▶ WHAT NEEDS TO BE DONE:
Here are some entries; quote each one exactly.

▶ RECORDS FOR THE TASK:
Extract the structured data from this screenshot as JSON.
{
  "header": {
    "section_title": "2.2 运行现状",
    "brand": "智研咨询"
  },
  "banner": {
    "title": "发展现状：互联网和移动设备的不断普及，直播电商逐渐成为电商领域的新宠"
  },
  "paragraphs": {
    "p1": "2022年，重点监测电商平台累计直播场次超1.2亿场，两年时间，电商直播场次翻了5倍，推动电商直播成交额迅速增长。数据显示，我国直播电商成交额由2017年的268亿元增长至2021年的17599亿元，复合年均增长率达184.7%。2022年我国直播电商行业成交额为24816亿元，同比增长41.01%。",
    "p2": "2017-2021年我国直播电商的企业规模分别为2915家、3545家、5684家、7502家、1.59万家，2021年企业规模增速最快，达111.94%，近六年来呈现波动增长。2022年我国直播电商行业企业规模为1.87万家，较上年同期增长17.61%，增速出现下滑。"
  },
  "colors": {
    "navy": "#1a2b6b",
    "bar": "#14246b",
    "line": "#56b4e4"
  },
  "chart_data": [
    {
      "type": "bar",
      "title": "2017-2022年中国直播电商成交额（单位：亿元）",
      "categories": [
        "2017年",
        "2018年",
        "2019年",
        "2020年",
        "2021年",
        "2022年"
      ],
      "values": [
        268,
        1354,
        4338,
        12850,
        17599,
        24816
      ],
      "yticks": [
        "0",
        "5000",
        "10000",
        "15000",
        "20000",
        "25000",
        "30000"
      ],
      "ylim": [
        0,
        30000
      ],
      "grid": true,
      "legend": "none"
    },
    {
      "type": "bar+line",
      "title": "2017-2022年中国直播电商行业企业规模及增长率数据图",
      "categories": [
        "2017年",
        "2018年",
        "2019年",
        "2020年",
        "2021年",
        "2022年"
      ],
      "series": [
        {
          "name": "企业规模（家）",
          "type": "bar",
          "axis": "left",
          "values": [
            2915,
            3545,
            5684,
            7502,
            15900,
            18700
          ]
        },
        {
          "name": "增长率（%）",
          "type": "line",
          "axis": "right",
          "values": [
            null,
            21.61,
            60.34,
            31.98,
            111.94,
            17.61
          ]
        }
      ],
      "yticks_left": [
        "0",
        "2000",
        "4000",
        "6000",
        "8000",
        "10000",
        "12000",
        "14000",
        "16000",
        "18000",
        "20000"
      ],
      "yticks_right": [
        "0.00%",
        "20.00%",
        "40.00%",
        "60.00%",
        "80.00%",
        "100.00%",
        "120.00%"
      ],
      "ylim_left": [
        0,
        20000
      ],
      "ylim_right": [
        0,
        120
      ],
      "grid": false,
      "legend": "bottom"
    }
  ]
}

▶ EXERCISE ANSWER:
Extract the structured data from this screenshot as JSON.
{
  "header": {
    "section_title": "2.2 运行现状",
    "brand": "智研咨询"
  },
  "banner": {
    "title": "发展现状：互联网和移动设备的不断普及，直播电商逐渐成为电商领域的新宠"
  },
  "paragraphs": {
    "p1": "2022年，重点监测电商平台累计直播场次超1.2亿场，两年时间，电商直播场次翻了5倍，推动电商直播成交额迅速增长。数据显示，我国直播电商成交额由2017年的268亿元增长至2021年的17599亿元，复合年均增长率达184.7%。2022年我国直播电商行业成交额为24816亿元，同比增长41.01%。",
    "p2": "2017-2021年我国直播电商的企业规模分别为2915家、3545家、5684家、7502家、1.59万家，2021年企业规模增速最快，达111.94%，近六年来呈现波动增长。2022年我国直播电商行业企业规模为1.87万家，较上年同期增长17.61%，增速出现下滑。"
  },
  "colors": {
    "navy": "#1a2b6b",
    "bar": "#14246b",
    "line": "#56b4e4"
  },
  "chart_data": [
    {
      "type": "bar",
      "title": "2017-2022年中国直播电商成交额（单位：亿元）",
      "categories": [
        "2017年",
        "2018年",
        "2019年",
        "2020年",
        "2021年",
        "2022年"
      ],
      "values": [
        268,
        1354,
        4338,
        12850,
        17599,
        24816
      ],
      "yticks": [
        "0",
        "5000",
        "10000",
        "15000",
        "20000",
        "25000",
        "30000"
      ],
      "ylim": [
        0,
        30000
      ],
      "grid": true,
      "legend": "none"
    },
    {
      "type": "bar+line",
      "title": "2017-2022年中国直播电商行业企业规模及增长率数据图",
      "categories": [
        "2017年",
        "2018年",
        "2019年",
        "2020年",
        "2021年",
        "2022年"
      ],
      "series": [
        {
          "name": "企业规模（家）",
          "type": "bar",
          "axis": "left",
          "values": [
            2915,
            3545,
            5684,
            7502,
            15900,
            18700
          ]
        },
        {
          "name": "增长率（%）",
          "type": "line",
          "axis": "right",
          "values": [
            null,
            21.61,
            60.34,
            31.98,
            111.94,
            17.61
          ]
        }
      ],
      "yticks_left": [
        "0",
        "2000",
        "4000",
        "6000",
        "8000",
        "10000",
        "12000",
        "14000",
        "16000",
        "18000",
        "20000"
      ],
      "yticks_right": [
        "0.00%",
        "20.00%",
        "40.00%",
        "60.00%",
        "80.00%",
        "100.00%",
        "120.00%"
      ],
      "ylim_left": [
        0,
        20000
      ],
      "ylim_right": [
        0,
        120
      ],
      "grid": false,
      "legend": "bottom"
    }
  ]
}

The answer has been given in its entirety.